Stated problem: Quote, without change, all of the lines that follow.

Entries:

* * * *

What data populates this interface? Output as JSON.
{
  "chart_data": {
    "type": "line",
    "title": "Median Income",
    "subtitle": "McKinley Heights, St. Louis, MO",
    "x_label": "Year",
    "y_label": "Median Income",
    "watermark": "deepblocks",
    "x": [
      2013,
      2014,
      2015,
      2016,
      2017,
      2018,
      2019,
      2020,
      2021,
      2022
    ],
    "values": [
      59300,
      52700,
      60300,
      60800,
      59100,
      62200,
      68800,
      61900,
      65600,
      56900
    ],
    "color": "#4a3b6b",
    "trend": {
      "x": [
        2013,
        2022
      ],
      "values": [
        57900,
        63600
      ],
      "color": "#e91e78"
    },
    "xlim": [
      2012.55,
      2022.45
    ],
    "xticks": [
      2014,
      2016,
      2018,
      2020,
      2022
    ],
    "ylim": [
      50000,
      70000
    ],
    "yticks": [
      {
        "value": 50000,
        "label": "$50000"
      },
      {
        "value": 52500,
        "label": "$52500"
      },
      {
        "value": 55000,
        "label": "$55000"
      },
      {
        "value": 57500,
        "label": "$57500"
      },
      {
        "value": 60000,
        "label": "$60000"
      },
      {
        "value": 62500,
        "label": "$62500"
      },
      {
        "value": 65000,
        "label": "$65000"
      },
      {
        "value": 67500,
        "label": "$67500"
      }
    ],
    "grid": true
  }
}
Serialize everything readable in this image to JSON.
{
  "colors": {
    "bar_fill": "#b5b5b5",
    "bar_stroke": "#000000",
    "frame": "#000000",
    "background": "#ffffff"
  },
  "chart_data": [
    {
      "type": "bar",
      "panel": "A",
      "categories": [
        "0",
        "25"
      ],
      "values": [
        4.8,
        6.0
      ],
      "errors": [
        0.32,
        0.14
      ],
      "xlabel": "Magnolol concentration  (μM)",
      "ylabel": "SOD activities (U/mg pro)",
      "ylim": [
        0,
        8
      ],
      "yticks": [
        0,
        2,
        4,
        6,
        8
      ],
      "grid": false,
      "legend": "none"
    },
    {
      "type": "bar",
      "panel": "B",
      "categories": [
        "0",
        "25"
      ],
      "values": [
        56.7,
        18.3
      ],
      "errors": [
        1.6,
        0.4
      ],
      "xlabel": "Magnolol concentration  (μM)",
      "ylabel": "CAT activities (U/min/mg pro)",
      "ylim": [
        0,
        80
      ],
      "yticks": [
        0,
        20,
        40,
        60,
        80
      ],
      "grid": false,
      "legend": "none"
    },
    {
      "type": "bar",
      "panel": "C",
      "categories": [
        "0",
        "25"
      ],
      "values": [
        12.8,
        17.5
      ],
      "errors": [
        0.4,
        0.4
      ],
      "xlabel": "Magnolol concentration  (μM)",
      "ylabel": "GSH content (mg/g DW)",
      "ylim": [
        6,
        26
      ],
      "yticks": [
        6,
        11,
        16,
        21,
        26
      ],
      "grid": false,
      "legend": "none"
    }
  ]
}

* * * *

Written response:
What data populates this interface? Output as JSON.
{
  "chart_data": {
    "type": "line",
    "title": "Median Income",
    "subtitle": "McKinley Heights, St. Louis, MO",
    "x_label": "Year",
    "y_label": "Median Income",
    "watermark": "deepblocks",
    "x": [
      2013,
      2014,
      2015,
      2016,
      2017,
      2018,
      2019,
      2020,
      2021,
      2022
    ],
    "values": [
      59300,
      52700,
      60300,
      60800,
      59100,
      62200,
      68800,
      61900,
      65600,
      56900
    ],
    "color": "#4a3b6b",
    "trend": {
      "x": [
        2013,
        2022
      ],
      "values": [
        57900,
        63600
      ],
      "color": "#e91e78"
    },
    "xlim": [
      2012.55,
      2022.45
    ],
    "xticks": [
      2014,
      2016,
      2018,
      2020,
      2022
    ],
    "ylim": [
      50000,
      70000
    ],
    "yticks": [
      {
        "value": 50000,
        "label": "$50000"
      },
      {
        "value": 52500,
        "label": "$52500"
      },
      {
        "value": 55000,
        "label": "$55000"
      },
      {
        "value": 57500,
        "label": "$57500"
      },
      {
        "value": 60000,
        "label": "$60000"
      },
      {
        "value": 62500,
        "label": "$62500"
      },
      {
        "value": 65000,
        "label": "$65000"
      },
      {
        "value": 67500,
        "label": "$67500"
      }
    ],
    "grid": true
  }
}
Serialize everything readable in this image to JSON.
{
  "colors": {
    "bar_fill": "#b5b5b5",
    "bar_stroke": "#000000",
    "frame": "#000000",
    "background": "#ffffff"
  },
  "chart_data": [
    {
      "type": "bar",
      "panel": "A",
      "categories": [
        "0",
        "25"
      ],
      "values": [
        4.8,
        6.0
      ],
      "errors": [
        0.32,
        0.14
      ],
      "xlabel": "Magnolol concentration  (μM)",
      "ylabel": "SOD activities (U/mg pro)",
      "ylim": [
        0,
        8
      ],
      "yticks": [
        0,
        2,
        4,
        6,
        8
      ],
      "grid": false,
      "legend": "none"
    },
    {
      "type": "bar",
      "panel": "B",
      "categories": [
        "0",
        "25"
      ],
      "values": [
        56.7,
        18.3
      ],
      "errors": [
        1.6,
        0.4
      ],
      "xlabel": "Magnolol concentration  (μM)",
      "ylabel": "CAT activities (U/min/mg pro)",
      "ylim": [
        0,
        80
      ],
      "yticks": [
        0,
        20,
        40,
        60,
        80
      ],
      "grid": false,
      "legend": "none"
    },
    {
      "type": "bar",
      "panel": "C",
      "categories": [
        "0",
        "25"
      ],
      "values": [
        12.8,
        17.5
      ],
      "errors": [
        0.4,
        0.4
      ],
      "xlabel": "Magnolol concentration  (μM)",
      "ylabel": "GSH content (mg/g DW)",
      "ylim": [
        6,
        26
      ],
      "yticks": [
        6,
        11,
        16,
        21,
        26
      ],
      "grid": false,
      "legend": "none"
    }
  ]
}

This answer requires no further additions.